**What to do:**
Copy down all of the data underneath, exactly as shown.

**Given data:**
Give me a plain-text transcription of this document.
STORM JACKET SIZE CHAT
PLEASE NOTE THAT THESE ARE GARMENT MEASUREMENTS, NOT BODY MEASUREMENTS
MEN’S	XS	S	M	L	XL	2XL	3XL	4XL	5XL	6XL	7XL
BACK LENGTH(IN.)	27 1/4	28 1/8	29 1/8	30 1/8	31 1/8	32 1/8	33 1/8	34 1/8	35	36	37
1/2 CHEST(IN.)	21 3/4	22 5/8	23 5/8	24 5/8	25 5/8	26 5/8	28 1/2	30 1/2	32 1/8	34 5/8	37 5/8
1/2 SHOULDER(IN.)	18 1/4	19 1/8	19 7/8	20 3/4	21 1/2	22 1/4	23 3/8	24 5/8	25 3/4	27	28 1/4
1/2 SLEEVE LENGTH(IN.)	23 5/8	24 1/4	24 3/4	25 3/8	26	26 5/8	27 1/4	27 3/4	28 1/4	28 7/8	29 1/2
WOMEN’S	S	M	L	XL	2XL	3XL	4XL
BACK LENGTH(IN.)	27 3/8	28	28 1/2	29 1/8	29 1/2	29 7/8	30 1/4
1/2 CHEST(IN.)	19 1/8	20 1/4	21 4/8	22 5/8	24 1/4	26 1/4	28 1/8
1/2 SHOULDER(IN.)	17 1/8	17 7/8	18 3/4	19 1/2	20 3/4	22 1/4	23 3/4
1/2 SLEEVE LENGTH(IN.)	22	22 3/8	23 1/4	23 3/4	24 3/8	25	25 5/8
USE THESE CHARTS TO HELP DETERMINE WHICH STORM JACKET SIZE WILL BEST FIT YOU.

**Worked solution:**
Give me a plain-text transcription of this document.
STORM JACKET SIZE CHAT
PLEASE NOTE THAT THESE ARE GARMENT MEASUREMENTS, NOT BODY MEASUREMENTS
MEN’S	XS	S	M	L	XL	2XL	3XL	4XL	5XL	6XL	7XL
BACK LENGTH(IN.)	27 1/4	28 1/8	29 1/8	30 1/8	31 1/8	32 1/8	33 1/8	34 1/8	35	36	37
1/2 CHEST(IN.)	21 3/4	22 5/8	23 5/8	24 5/8	25 5/8	26 5/8	28 1/2	30 1/2	32 1/8	34 5/8	37 5/8
1/2 SHOULDER(IN.)	18 1/4	19 1/8	19 7/8	20 3/4	21 1/2	22 1/4	23 3/8	24 5/8	25 3/4	27	28 1/4
1/2 SLEEVE LENGTH(IN.)	23 5/8	24 1/4	24 3/4	25 3/8	26	26 5/8	27 1/4	27 3/4	28 1/4	28 7/8	29 1/2
WOMEN’S	S	M	L	XL	2XL	3XL	4XL
BACK LENGTH(IN.)	27 3/8	28	28 1/2	29 1/8	29 1/2	29 7/8	30 1/4
1/2 CHEST(IN.)	19 1/8	20 1/4	21 4/8	22 5/8	24 1/4	26 1/4	28 1/8
1/2 SHOULDER(IN.)	17 1/8	17 7/8	18 3/4	19 1/2	20 3/4	22 1/4	23 3/4
1/2 SLEEVE LENGTH(IN.)	22	22 3/8	23 1/4	23 3/4	24 3/8	25	25 5/8
USE THESE CHARTS TO HELP DETERMINE WHICH STORM JACKET SIZE WILL BEST FIT YOU.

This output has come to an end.